━━━ ENTRIES SHOWN ━━━

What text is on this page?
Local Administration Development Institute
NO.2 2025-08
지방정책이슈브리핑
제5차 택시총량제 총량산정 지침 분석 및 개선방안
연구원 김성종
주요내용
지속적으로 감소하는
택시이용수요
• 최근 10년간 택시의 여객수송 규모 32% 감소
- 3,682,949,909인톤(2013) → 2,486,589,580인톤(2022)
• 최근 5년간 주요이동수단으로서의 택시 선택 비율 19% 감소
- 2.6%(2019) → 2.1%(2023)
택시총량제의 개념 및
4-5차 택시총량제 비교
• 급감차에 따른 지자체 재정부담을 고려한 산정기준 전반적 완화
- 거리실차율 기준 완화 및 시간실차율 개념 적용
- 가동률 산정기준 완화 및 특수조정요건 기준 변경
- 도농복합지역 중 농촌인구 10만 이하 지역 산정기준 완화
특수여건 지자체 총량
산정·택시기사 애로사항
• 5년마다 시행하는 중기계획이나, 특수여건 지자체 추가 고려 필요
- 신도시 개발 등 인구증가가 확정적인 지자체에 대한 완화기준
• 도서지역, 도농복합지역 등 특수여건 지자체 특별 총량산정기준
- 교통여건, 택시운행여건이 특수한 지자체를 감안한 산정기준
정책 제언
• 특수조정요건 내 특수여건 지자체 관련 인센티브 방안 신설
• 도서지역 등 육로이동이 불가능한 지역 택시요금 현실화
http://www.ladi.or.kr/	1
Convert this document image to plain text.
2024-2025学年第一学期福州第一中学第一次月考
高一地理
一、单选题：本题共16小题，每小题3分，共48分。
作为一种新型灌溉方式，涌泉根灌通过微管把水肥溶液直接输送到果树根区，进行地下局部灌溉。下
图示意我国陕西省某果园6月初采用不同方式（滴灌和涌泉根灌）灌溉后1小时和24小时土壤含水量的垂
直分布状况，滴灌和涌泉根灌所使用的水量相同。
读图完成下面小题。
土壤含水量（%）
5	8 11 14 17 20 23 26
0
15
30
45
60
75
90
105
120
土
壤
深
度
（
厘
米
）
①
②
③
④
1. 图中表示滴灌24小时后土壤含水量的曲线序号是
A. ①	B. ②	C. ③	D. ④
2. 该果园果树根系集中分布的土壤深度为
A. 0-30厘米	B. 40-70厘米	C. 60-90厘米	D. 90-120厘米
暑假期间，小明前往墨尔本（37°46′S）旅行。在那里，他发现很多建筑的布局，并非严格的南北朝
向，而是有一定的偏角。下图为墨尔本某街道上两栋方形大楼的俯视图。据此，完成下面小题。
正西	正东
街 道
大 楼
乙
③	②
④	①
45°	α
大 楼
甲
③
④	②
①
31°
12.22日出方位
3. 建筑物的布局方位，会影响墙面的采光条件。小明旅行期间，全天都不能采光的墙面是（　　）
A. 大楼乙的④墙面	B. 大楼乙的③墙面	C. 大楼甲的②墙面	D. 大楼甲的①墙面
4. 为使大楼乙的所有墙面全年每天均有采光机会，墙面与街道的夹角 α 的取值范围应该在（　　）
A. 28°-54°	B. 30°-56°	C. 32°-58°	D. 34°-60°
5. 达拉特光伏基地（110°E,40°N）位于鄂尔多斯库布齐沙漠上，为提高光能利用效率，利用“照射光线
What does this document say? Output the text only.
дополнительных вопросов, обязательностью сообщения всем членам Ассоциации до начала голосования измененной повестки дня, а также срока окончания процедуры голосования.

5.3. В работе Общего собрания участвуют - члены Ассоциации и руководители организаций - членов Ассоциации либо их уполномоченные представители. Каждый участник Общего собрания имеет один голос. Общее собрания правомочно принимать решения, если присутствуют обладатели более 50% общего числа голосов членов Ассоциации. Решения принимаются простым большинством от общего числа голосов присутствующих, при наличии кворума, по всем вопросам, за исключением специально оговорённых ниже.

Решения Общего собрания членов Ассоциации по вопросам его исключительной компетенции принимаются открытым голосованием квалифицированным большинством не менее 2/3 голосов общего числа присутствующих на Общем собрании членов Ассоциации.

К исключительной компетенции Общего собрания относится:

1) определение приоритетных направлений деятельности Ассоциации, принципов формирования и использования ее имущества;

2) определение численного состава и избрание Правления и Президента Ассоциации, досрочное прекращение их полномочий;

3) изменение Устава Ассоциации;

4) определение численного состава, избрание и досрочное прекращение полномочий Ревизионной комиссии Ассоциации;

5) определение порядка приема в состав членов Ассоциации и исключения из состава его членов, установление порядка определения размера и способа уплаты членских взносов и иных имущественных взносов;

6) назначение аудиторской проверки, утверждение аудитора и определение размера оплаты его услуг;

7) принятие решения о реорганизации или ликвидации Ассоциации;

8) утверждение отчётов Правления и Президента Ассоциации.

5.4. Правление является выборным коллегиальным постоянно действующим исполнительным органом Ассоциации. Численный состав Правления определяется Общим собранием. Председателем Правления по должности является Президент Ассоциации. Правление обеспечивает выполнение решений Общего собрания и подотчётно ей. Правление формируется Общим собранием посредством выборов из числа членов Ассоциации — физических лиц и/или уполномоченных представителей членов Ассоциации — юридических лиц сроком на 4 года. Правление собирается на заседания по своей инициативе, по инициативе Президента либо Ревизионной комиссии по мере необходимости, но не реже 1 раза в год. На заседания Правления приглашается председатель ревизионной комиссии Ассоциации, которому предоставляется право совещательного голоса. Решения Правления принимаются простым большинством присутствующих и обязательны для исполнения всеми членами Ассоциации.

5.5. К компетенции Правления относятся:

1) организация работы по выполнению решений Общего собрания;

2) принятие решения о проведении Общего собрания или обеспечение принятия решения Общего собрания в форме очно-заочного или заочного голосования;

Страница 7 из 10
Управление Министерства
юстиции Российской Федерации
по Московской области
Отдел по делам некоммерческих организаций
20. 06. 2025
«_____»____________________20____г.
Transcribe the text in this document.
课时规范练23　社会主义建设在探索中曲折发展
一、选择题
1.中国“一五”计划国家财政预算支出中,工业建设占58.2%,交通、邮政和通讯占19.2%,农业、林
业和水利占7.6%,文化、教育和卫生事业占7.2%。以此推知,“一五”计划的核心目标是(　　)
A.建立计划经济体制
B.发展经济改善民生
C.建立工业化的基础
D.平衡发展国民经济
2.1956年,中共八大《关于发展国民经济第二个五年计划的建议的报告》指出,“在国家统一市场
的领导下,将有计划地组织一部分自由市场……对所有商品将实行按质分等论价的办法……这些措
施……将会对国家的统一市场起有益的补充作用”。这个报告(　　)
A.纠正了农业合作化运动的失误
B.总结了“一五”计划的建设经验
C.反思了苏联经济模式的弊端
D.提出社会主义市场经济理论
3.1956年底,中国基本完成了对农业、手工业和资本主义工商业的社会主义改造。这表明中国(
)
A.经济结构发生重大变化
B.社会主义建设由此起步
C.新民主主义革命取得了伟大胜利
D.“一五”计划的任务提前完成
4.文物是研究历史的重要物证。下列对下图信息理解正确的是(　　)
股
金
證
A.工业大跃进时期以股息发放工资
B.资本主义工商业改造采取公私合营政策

━━━

> [JOB]
Emit verbatim the lines running from the one with "Transcribe the text in this document." through the last line of the data, both endpoints inclusive.

> [OUTPUT OF THE TASK]
Transcribe the text in this document.
课时规范练23　社会主义建设在探索中曲折发展
一、选择题
1.中国“一五”计划国家财政预算支出中,工业建设占58.2%,交通、邮政和通讯占19.2%,农业、林
业和水利占7.6%,文化、教育和卫生事业占7.2%。以此推知,“一五”计划的核心目标是(　　)
A.建立计划经济体制
B.发展经济改善民生
C.建立工业化的基础
D.平衡发展国民经济
2.1956年,中共八大《关于发展国民经济第二个五年计划的建议的报告》指出,“在国家统一市场
的领导下,将有计划地组织一部分自由市场……对所有商品将实行按质分等论价的办法……这些措
施……将会对国家的统一市场起有益的补充作用”。这个报告(　　)
A.纠正了农业合作化运动的失误
B.总结了“一五”计划的建设经验
C.反思了苏联经济模式的弊端
D.提出社会主义市场经济理论
3.1956年底,中国基本完成了对农业、手工业和资本主义工商业的社会主义改造。这表明中国(
)
A.经济结构发生重大变化
B.社会主义建设由此起步
C.新民主主义革命取得了伟大胜利
D.“一五”计划的任务提前完成
4.文物是研究历史的重要物证。下列对下图信息理解正确的是(　　)
股
金
證
A.工业大跃进时期以股息发放工资
B.资本主义工商业改造采取公私合营政策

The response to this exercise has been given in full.